Data to use
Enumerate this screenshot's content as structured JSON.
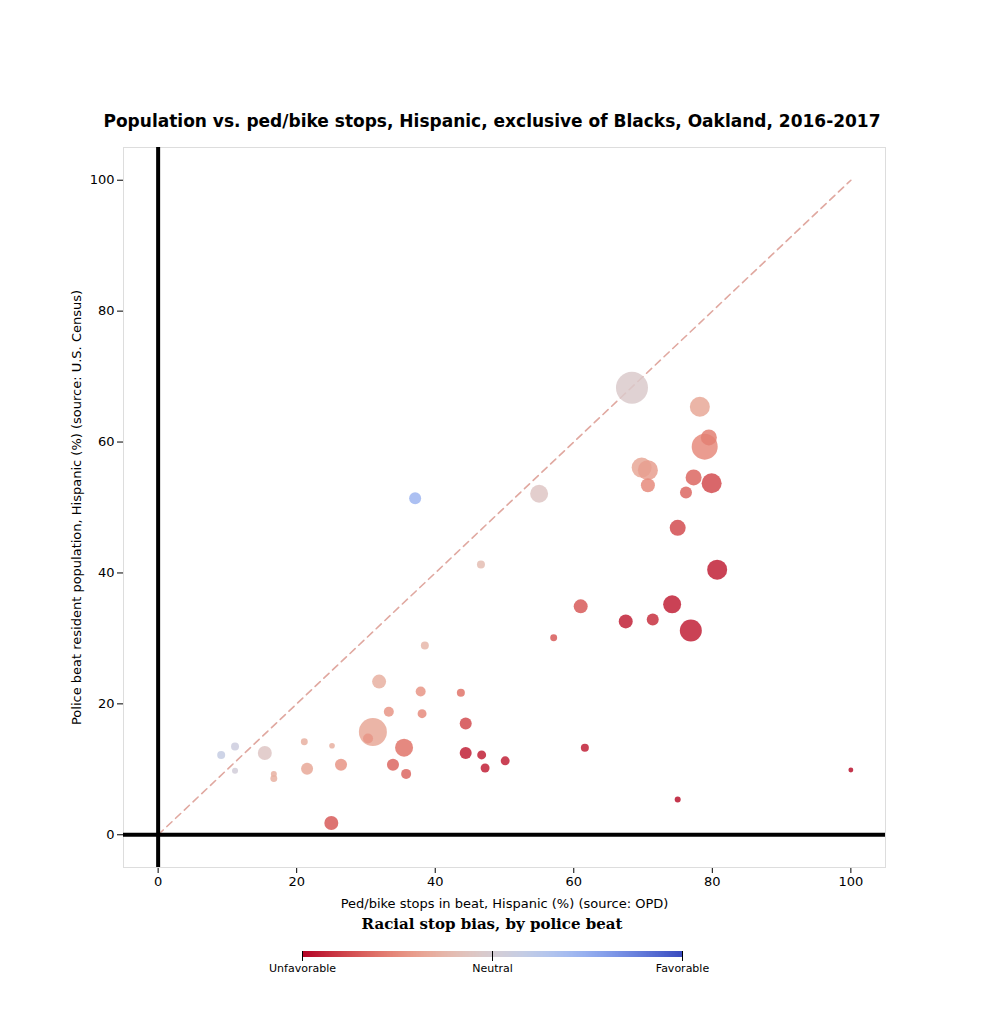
{
  "chart_data": {
    "type": "scatter",
    "title": "Population vs. ped/bike stops, Hispanic, exclusive of Blacks, Oakland, 2016-2017",
    "x_label": "Ped/bike stops in beat, Hispanic (%) (source: OPD)",
    "y_label": "Police beat resident population, Hispanic (%) (source: U.S. Census)",
    "xlim": [
      -5,
      105
    ],
    "ylim": [
      -5,
      105
    ],
    "xticks": [
      0,
      20,
      40,
      60,
      80,
      100
    ],
    "yticks": [
      0,
      20,
      40,
      60,
      80,
      100
    ],
    "grid": false,
    "diagonal": {
      "x": [
        0,
        100
      ],
      "y": [
        0,
        100
      ],
      "line_style": "dashed"
    },
    "x": [
      68.4,
      78.2,
      79.5,
      78.9,
      69.8,
      70.7,
      55.0,
      37.1,
      77.3,
      79.9,
      70.7,
      76.2,
      75.0,
      80.7,
      46.6,
      74.2,
      61.0,
      76.9,
      67.5,
      71.4,
      57.1,
      38.5,
      31.9,
      37.9,
      43.7,
      33.3,
      38.1,
      44.4,
      31.0,
      30.3,
      21.1,
      25.1,
      11.1,
      9.1,
      15.4,
      35.5,
      61.6,
      44.4,
      46.7,
      50.1,
      47.2,
      33.9,
      26.4,
      21.5,
      11.1,
      16.7,
      35.8,
      16.7,
      100,
      75.0,
      25.0
    ],
    "y": [
      68.3,
      65.4,
      60.7,
      59.3,
      56.1,
      55.7,
      52.1,
      51.4,
      54.6,
      53.7,
      53.4,
      52.3,
      46.9,
      40.5,
      41.3,
      35.2,
      34.9,
      31.2,
      32.6,
      32.9,
      30.1,
      28.9,
      23.4,
      21.9,
      21.7,
      18.8,
      18.5,
      17.0,
      15.7,
      14.7,
      14.2,
      13.6,
      13.5,
      12.2,
      12.5,
      13.3,
      13.3,
      12.5,
      12.2,
      11.3,
      10.2,
      10.7,
      10.7,
      10.1,
      9.8,
      9.3,
      9.3,
      8.6,
      9.9,
      5.4,
      1.8
    ],
    "sizes": [
      256,
      100,
      64,
      169,
      100,
      100,
      81,
      36,
      64,
      100,
      49,
      36,
      64,
      100,
      16,
      81,
      49,
      121,
      49,
      36,
      12,
      16,
      49,
      25,
      16,
      25,
      20,
      36,
      196,
      25,
      12,
      8,
      16,
      16,
      49,
      81,
      16,
      36,
      20,
      20,
      20,
      36,
      36,
      36,
      9,
      9,
      25,
      12,
      6,
      9,
      49
    ],
    "bias": [
      -0.05,
      -0.35,
      -0.55,
      -0.5,
      -0.35,
      -0.4,
      -0.1,
      0.45,
      -0.65,
      -0.75,
      -0.5,
      -0.65,
      -0.75,
      -0.9,
      -0.2,
      -0.9,
      -0.7,
      -0.9,
      -0.9,
      -0.85,
      -0.7,
      -0.25,
      -0.3,
      -0.45,
      -0.6,
      -0.45,
      -0.5,
      -0.75,
      -0.35,
      -0.45,
      -0.3,
      -0.3,
      0.1,
      0.15,
      -0.1,
      -0.6,
      -0.9,
      -0.9,
      -0.9,
      -0.9,
      -0.9,
      -0.65,
      -0.45,
      -0.35,
      0.05,
      -0.3,
      -0.65,
      -0.3,
      -0.95,
      -0.95,
      -0.7
    ],
    "color_label": "Racial stop bias, by police beat",
    "color_lim": [
      -1,
      1
    ],
    "color_ticks": [
      {
        "value": -1,
        "label": "Unfavorable"
      },
      {
        "value": 0,
        "label": "Neutral"
      },
      {
        "value": 1,
        "label": "Favorable"
      }
    ]
  }
}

Problem to solve
Only a number is needed: how many lines of the material above contain "bike"?

Reply
2